» **Your objective**:
Answer these questions from the text below about Musselburgh Rugby Football Club.
(a) Where did the club first play its games?
(b) In what year did the clubhouse at Stoneyhill open?
(c) In what year was the club first promoted to the Premiership?

» **Text passage**:
..........
Musselburgh Rugby Football Club is a rugby union club based in Musselburgh, East Lothian, Scotland. The team play their home games at Stoneyhill and currently compete in the , the top tier of Scottish club rugby.

Musselburgh RFC first applied to join the Edinburgh & District League in 1921 but it is believed that the town had a team for at least 20 years before that.

History

The club was formed in 1921 as a section of the Musselburgh Sports Club. They initially played their games at Shirehaugh which is now a practice green at The Musselburgh Golf Club in Monktonhall. During the 1930s The Musselburgh Sports Club changed its name to become Musselburgh Rugby Football Club in its entirety.

During 1951, the club moved from its home at Shirehaugh to a new pitch at Stoneyhill where the club currently resides. A clubhouse was built on the site and opened in 1971, with changing rooms added in 1984 and a gym added in 2021.

After the creation of the new leagues in Scotland the club were placed in the third division, ultimately falling to fifth division in 1975. However they bounced back and continued to climb up the leagues where they were promoted to the Premiership for the first time in 1987, lasting one season before being relegated.
..........
» **Listed entries**:

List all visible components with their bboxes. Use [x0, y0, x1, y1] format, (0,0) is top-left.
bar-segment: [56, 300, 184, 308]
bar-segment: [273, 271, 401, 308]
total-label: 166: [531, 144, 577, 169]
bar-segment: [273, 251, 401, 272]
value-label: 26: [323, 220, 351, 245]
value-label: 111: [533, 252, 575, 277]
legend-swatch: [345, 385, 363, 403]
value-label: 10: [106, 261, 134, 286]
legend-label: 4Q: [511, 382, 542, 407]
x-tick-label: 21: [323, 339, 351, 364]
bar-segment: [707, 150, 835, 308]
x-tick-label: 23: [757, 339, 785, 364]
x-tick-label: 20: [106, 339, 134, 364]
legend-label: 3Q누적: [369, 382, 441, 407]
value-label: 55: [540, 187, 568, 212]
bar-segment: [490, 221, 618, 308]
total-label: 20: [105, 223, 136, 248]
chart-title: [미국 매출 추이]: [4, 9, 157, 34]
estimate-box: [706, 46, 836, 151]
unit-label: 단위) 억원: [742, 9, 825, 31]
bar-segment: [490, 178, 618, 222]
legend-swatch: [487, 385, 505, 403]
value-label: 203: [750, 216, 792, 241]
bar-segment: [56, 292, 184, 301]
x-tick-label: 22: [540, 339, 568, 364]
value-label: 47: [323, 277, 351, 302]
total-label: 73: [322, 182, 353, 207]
..........
» **Solved exercise**:
(a) Shirehaugh
(b) 1971
(c) 1987